*Items from a data source*
§ §
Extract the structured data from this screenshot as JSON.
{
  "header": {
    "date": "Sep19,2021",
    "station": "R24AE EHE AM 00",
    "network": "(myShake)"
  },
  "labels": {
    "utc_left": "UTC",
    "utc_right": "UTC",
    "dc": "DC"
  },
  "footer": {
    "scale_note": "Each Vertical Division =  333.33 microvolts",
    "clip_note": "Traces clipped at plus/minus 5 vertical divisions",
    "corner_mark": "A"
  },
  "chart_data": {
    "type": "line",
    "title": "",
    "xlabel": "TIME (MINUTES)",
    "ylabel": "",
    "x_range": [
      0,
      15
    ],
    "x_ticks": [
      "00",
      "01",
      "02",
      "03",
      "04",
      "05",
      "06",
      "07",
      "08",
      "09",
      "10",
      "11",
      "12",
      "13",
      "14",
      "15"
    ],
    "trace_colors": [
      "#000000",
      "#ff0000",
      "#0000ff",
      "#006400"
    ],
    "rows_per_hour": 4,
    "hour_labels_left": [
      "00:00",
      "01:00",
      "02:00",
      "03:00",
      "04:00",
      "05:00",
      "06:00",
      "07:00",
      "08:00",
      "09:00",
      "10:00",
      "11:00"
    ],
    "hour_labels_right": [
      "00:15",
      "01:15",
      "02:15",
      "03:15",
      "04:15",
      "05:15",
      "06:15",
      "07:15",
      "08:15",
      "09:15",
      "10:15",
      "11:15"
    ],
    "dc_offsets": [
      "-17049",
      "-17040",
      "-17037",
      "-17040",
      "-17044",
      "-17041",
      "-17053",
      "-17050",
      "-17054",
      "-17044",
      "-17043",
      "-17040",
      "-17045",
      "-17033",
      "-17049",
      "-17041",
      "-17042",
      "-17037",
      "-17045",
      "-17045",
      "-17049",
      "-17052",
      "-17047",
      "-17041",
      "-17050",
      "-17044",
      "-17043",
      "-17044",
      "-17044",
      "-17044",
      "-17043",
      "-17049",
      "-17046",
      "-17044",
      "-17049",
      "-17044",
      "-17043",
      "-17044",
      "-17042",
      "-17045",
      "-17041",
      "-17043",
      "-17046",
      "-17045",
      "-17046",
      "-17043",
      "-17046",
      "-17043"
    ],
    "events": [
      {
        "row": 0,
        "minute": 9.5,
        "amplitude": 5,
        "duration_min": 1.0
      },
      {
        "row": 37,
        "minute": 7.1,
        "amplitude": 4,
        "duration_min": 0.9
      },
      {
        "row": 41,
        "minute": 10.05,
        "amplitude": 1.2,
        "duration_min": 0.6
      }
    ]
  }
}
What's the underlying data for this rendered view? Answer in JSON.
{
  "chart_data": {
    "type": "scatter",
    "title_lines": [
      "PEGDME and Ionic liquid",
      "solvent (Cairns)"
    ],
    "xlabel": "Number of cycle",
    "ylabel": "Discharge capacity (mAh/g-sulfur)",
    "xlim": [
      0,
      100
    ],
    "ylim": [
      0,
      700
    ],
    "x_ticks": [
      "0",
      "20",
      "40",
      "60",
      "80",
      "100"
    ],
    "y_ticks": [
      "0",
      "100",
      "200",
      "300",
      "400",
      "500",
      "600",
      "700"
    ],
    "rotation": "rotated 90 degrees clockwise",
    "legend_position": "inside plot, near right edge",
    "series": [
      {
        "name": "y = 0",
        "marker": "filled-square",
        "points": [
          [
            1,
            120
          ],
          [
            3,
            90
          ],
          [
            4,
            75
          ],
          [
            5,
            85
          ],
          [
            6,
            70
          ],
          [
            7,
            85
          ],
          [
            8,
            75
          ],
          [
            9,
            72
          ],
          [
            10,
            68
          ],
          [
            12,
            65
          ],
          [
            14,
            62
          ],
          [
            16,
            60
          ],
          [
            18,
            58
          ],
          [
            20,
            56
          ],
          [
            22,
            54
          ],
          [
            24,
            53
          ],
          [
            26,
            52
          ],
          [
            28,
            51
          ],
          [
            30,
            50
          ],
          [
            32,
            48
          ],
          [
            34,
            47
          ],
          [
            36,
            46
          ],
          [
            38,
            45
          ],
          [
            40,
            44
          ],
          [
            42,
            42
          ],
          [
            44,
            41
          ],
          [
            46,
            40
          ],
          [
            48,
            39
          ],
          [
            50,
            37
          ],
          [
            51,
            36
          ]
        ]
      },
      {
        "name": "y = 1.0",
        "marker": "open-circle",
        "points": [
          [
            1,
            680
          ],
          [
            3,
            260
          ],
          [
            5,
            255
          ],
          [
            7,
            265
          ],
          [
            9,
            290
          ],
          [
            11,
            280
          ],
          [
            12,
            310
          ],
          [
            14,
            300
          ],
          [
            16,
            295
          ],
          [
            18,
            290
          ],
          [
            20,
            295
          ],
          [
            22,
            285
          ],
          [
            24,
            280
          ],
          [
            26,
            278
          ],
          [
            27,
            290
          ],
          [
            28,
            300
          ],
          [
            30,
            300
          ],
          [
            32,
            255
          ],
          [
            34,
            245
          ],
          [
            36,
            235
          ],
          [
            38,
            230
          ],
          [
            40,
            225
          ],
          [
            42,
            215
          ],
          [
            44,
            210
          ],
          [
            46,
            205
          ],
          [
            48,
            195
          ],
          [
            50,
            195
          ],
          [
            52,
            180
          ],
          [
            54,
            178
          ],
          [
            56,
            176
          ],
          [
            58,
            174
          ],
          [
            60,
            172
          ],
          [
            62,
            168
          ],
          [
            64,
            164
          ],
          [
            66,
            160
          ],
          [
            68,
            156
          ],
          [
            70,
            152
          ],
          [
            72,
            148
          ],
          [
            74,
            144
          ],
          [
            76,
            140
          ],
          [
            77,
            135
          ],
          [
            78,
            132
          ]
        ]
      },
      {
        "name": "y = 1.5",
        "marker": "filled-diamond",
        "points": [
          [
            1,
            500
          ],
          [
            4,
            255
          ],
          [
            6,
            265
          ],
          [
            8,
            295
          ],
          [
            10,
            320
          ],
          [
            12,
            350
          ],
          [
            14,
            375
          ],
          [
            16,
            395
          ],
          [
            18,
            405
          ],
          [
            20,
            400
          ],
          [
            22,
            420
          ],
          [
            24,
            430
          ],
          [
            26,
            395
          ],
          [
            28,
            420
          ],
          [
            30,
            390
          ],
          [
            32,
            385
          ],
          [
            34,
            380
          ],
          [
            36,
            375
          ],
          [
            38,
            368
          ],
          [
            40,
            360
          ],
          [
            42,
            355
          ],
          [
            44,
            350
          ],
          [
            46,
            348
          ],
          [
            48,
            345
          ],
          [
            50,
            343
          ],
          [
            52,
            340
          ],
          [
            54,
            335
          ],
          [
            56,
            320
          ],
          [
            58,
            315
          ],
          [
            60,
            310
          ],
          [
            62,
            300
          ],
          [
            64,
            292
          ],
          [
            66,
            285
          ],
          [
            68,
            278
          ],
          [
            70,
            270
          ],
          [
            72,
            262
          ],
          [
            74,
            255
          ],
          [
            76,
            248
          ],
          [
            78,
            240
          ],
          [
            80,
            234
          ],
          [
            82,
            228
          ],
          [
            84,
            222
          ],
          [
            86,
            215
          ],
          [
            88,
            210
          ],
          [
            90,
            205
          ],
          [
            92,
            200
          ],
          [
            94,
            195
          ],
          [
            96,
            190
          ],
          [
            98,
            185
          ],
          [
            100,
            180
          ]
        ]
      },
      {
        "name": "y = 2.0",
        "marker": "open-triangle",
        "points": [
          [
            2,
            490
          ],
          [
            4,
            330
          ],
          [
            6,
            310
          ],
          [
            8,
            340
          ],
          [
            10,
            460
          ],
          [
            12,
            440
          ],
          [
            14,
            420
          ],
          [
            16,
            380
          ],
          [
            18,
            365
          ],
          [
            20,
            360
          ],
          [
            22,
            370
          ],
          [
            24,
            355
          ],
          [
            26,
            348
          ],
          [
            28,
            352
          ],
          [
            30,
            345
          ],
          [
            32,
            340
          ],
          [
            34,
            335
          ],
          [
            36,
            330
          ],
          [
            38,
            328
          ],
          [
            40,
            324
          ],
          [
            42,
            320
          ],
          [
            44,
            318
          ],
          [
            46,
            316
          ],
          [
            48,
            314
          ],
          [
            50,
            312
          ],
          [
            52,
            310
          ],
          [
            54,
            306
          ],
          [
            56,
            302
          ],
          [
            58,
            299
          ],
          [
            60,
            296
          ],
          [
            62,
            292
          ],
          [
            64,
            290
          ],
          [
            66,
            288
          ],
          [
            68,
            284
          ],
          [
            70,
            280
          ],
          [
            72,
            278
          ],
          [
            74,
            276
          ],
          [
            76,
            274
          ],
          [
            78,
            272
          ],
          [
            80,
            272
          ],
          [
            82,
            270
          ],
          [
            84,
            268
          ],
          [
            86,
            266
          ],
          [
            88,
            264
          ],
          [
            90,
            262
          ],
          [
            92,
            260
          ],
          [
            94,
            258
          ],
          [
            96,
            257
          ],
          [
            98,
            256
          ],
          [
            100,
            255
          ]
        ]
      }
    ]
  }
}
§ §
For each line of the listing that holds the word "filled", show that line.

*IN RESPONSE*
        "marker": "filled-square",
        "marker": "filled-diamond",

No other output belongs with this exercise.